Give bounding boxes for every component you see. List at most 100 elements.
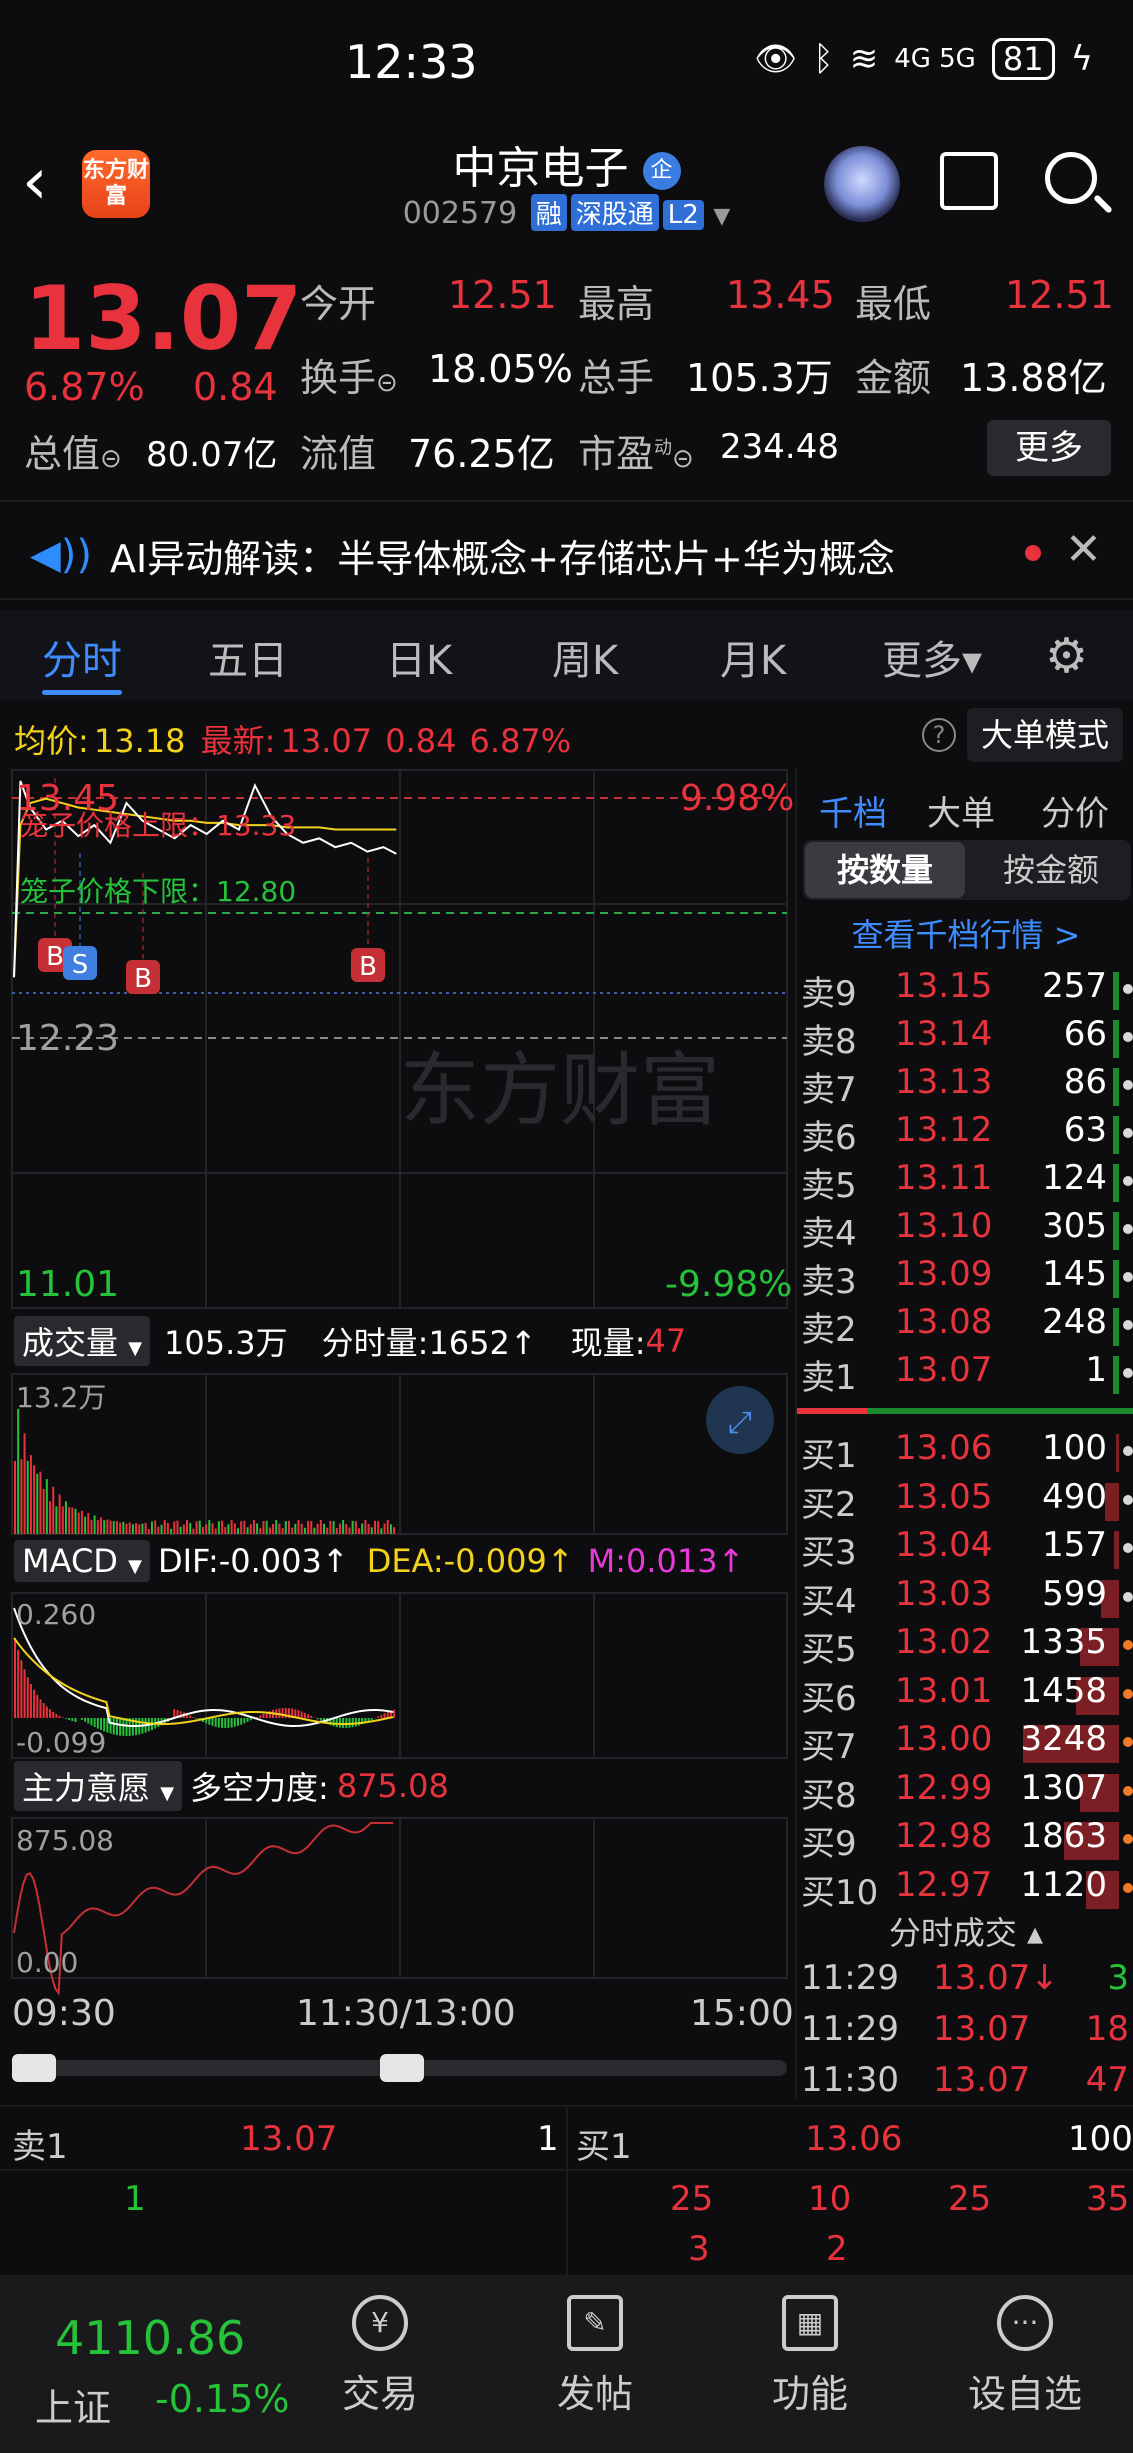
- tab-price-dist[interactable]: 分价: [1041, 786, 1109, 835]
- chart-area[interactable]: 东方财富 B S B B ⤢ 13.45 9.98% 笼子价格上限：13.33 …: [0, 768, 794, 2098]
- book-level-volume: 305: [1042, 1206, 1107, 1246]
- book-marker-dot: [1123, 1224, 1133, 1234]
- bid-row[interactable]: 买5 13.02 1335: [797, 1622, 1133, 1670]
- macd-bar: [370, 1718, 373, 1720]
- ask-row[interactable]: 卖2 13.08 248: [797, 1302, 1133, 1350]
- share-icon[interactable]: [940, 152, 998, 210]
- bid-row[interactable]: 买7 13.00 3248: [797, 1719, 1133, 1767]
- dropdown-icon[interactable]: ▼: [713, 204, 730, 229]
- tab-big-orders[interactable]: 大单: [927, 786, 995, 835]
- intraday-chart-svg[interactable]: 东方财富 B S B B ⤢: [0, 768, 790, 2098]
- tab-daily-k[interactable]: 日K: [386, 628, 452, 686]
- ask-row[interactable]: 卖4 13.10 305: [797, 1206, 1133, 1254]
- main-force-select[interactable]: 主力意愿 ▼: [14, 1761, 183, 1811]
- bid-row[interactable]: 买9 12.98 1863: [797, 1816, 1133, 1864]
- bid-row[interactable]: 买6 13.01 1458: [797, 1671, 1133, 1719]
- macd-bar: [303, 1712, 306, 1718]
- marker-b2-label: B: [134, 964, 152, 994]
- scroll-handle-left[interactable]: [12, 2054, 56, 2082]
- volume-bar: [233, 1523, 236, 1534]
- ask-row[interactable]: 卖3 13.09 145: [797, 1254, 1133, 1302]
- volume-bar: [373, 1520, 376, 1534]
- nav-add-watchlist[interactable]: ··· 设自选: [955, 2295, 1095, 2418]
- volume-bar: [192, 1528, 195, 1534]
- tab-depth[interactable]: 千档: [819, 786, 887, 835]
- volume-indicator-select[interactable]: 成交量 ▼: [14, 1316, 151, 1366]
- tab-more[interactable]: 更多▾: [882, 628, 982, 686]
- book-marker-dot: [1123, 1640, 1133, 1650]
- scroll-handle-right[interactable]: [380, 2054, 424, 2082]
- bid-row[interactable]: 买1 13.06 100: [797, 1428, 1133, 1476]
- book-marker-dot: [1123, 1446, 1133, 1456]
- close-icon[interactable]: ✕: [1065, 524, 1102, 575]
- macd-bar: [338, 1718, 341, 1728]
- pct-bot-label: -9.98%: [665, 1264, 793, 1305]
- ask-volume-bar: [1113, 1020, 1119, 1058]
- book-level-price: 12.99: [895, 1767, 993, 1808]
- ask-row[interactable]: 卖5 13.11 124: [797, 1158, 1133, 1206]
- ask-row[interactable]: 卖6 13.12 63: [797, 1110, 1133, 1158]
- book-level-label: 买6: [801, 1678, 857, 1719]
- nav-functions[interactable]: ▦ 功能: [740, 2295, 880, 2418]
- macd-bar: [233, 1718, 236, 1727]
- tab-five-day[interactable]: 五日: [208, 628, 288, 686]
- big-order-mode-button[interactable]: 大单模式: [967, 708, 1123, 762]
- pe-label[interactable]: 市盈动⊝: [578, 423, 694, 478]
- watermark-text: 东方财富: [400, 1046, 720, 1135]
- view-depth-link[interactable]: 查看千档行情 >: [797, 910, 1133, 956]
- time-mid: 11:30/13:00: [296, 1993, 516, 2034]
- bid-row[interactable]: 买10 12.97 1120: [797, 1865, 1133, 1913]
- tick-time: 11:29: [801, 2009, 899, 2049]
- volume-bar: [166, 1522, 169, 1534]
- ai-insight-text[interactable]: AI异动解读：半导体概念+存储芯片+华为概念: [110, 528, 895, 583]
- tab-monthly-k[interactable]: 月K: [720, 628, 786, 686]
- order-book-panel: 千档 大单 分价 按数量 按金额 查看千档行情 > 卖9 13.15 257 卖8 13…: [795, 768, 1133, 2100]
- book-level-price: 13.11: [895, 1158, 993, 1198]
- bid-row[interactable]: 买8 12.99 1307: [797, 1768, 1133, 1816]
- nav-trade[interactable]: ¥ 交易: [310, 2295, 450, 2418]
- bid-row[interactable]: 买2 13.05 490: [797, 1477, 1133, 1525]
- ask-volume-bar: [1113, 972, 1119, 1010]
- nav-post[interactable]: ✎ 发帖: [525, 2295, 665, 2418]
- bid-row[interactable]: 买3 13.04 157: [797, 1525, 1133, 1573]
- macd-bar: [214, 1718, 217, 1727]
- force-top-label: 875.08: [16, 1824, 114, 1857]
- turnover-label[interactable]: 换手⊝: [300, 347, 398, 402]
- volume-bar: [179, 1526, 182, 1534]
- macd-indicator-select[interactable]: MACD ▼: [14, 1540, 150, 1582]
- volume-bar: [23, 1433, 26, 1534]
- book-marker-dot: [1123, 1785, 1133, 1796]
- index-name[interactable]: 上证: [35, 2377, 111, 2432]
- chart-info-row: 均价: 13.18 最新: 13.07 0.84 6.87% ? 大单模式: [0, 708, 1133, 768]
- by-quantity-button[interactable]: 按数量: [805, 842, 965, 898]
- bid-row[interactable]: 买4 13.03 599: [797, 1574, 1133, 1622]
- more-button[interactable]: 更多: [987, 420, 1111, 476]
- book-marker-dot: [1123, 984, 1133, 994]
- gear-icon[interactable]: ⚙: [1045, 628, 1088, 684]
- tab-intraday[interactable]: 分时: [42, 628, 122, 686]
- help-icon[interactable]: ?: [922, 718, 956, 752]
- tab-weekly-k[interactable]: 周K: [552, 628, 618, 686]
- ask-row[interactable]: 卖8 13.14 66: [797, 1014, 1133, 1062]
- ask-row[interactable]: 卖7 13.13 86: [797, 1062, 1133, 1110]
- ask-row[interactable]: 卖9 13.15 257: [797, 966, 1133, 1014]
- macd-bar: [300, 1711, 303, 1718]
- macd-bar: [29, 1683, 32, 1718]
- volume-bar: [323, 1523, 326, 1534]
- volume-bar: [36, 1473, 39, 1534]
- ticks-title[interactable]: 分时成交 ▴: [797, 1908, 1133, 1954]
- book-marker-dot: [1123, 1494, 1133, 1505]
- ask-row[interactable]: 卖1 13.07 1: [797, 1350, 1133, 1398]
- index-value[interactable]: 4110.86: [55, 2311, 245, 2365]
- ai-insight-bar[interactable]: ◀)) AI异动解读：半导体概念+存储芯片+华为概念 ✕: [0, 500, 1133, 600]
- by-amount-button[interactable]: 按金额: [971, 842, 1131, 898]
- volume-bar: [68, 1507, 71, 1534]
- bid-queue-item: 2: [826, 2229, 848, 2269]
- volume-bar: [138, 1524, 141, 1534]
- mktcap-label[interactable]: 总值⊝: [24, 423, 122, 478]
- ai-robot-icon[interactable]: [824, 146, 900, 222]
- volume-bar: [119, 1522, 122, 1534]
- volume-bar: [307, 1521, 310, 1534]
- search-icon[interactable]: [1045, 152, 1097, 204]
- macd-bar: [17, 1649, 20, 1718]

Brief: Print the data above line for line, leaving out the pictures.

Expected answer:
Give bounding boxes for every component you see. List at most 100 elements.
- tab-price-dist[interactable]: 分价: [1041, 786, 1109, 835]
- chart-area[interactable]: 东方财富 B S B B ⤢ 13.45 9.98% 笼子价格上限：13.33 …: [0, 768, 794, 2098]
- book-level-volume: 305: [1042, 1206, 1107, 1246]
- book-marker-dot: [1123, 1224, 1133, 1234]
- bid-row[interactable]: 买5 13.02 1335: [797, 1622, 1133, 1670]
- macd-bar: [370, 1718, 373, 1720]
- ask-row[interactable]: 卖2 13.08 248: [797, 1302, 1133, 1350]
- share-icon[interactable]: [940, 152, 998, 210]
- bid-row[interactable]: 买7 13.00 3248: [797, 1719, 1133, 1767]
- dropdown-icon[interactable]: ▼: [713, 204, 730, 229]
- tab-big-orders[interactable]: 大单: [927, 786, 995, 835]
- intraday-chart-svg[interactable]: 东方财富 B S B B ⤢: [0, 768, 790, 2098]
- tab-daily-k[interactable]: 日K: [386, 628, 452, 686]
- ask-row[interactable]: 卖4 13.10 305: [797, 1206, 1133, 1254]
- main-force-select[interactable]: 主力意愿 ▼: [14, 1761, 183, 1811]
- bid-row[interactable]: 买9 12.98 1863: [797, 1816, 1133, 1864]
- bid-row[interactable]: 买6 13.01 1458: [797, 1671, 1133, 1719]
- macd-bar: [303, 1712, 306, 1718]
- marker-b2-label: B: [134, 964, 152, 994]
- scroll-handle-left[interactable]: [12, 2054, 56, 2082]
- volume-bar: [233, 1523, 236, 1534]
- ask-row[interactable]: 卖3 13.09 145: [797, 1254, 1133, 1302]
- volume-bar: [373, 1520, 376, 1534]
- nav-add-watchlist[interactable]: ··· 设自选: [955, 2295, 1095, 2418]
- volume-bar: [192, 1528, 195, 1534]
- tab-depth[interactable]: 千档: [819, 786, 887, 835]
- volume-indicator-select[interactable]: 成交量 ▼: [14, 1316, 151, 1366]
- tab-more[interactable]: 更多▾: [882, 628, 982, 686]
- book-marker-dot: [1123, 1640, 1133, 1650]
- scroll-handle-right[interactable]: [380, 2054, 424, 2082]
- bid-row[interactable]: 买1 13.06 100: [797, 1428, 1133, 1476]
- book-marker-dot: [1123, 1446, 1133, 1456]
- close-icon[interactable]: ✕: [1065, 524, 1102, 575]
- macd-bar: [338, 1718, 341, 1728]
- pct-bot-label: -9.98%: [665, 1264, 793, 1305]
- ask-volume-bar: [1113, 1020, 1119, 1058]
- book-level-price: 12.99: [895, 1767, 993, 1808]
- ask-row[interactable]: 卖5 13.11 124: [797, 1158, 1133, 1206]
- ask-row[interactable]: 卖6 13.12 63: [797, 1110, 1133, 1158]
- book-level-label: 买6: [801, 1678, 857, 1719]
- nav-functions[interactable]: ▦ 功能: [740, 2295, 880, 2418]
- macd-bar: [233, 1718, 236, 1727]
- tab-five-day[interactable]: 五日: [208, 628, 288, 686]
- big-order-mode-button[interactable]: 大单模式: [967, 708, 1123, 762]
- pe-label[interactable]: 市盈动⊝: [578, 423, 694, 478]
- watermark-text: 东方财富: [400, 1046, 720, 1135]
- view-depth-link[interactable]: 查看千档行情 >: [797, 910, 1133, 956]
- time-mid: 11:30/13:00: [296, 1993, 516, 2034]
- bid-row[interactable]: 买10 12.97 1120: [797, 1865, 1133, 1913]
- tick-time: 11:29: [801, 2009, 899, 2049]
- volume-bar: [166, 1522, 169, 1534]
- ai-insight-text[interactable]: AI异动解读：半导体概念+存储芯片+华为概念: [110, 528, 895, 583]
- tab-monthly-k[interactable]: 月K: [720, 628, 786, 686]
- order-book-panel: 千档 大单 分价 按数量 按金额 查看千档行情 > 卖9 13.15 257 卖8 13…: [795, 768, 1133, 2100]
- book-level-price: 13.11: [895, 1158, 993, 1198]
- bid-row[interactable]: 买8 12.99 1307: [797, 1768, 1133, 1816]
- nav-trade[interactable]: ¥ 交易: [310, 2295, 450, 2418]
- bid-row[interactable]: 买2 13.05 490: [797, 1477, 1133, 1525]
- ask-volume-bar: [1113, 972, 1119, 1010]
- nav-post[interactable]: ✎ 发帖: [525, 2295, 665, 2418]
- bid-row[interactable]: 买3 13.04 157: [797, 1525, 1133, 1573]
- macd-bar: [214, 1718, 217, 1727]
- force-top-label: 875.08: [16, 1824, 114, 1857]
- turnover-label[interactable]: 换手⊝: [300, 347, 398, 402]
- volume-bar: [179, 1526, 182, 1534]
- macd-indicator-select[interactable]: MACD ▼: [14, 1540, 150, 1582]
- volume-bar: [23, 1433, 26, 1534]
- book-marker-dot: [1123, 1785, 1133, 1796]
- index-name[interactable]: 上证: [35, 2377, 111, 2432]
- chart-info-row: 均价: 13.18 最新: 13.07 0.84 6.87% ? 大单模式: [0, 708, 1133, 768]
- by-quantity-button[interactable]: 按数量: [805, 842, 965, 898]
- bid-row[interactable]: 买4 13.03 599: [797, 1574, 1133, 1622]
- more-button[interactable]: 更多: [987, 420, 1111, 476]
- book-marker-dot: [1123, 984, 1133, 994]
- gear-icon[interactable]: ⚙: [1045, 628, 1088, 684]
- tab-intraday[interactable]: 分时: [42, 628, 122, 686]
- help-icon[interactable]: ?: [922, 718, 956, 752]
- tab-weekly-k[interactable]: 周K: [552, 628, 618, 686]
- ask-row[interactable]: 卖8 13.14 66: [797, 1014, 1133, 1062]
- ask-row[interactable]: 卖7 13.13 86: [797, 1062, 1133, 1110]
- ask-row[interactable]: 卖9 13.15 257: [797, 966, 1133, 1014]
- macd-bar: [300, 1711, 303, 1718]
- macd-bar: [29, 1683, 32, 1718]
- volume-bar: [323, 1523, 326, 1534]
- volume-bar: [36, 1473, 39, 1534]
- ticks-title[interactable]: 分时成交 ▴: [797, 1908, 1133, 1954]
- book-marker-dot: [1123, 1494, 1133, 1505]
- ask-row[interactable]: 卖1 13.07 1: [797, 1350, 1133, 1398]
- index-value[interactable]: 4110.86: [55, 2311, 245, 2365]
- ai-insight-bar[interactable]: ◀)) AI异动解读：半导体概念+存储芯片+华为概念 ✕: [0, 500, 1133, 600]
- by-amount-button[interactable]: 按金额: [971, 842, 1131, 898]
- volume-bar: [68, 1507, 71, 1534]
- bid-queue-item: 2: [826, 2229, 848, 2269]
- volume-bar: [138, 1524, 141, 1534]
- mktcap-label[interactable]: 总值⊝: [24, 423, 122, 478]
- ai-robot-icon[interactable]: [824, 146, 900, 222]
- volume-bar: [119, 1522, 122, 1534]
- volume-bar: [307, 1521, 310, 1534]
- search-icon[interactable]: [1045, 152, 1097, 204]
- macd-bar: [17, 1649, 20, 1718]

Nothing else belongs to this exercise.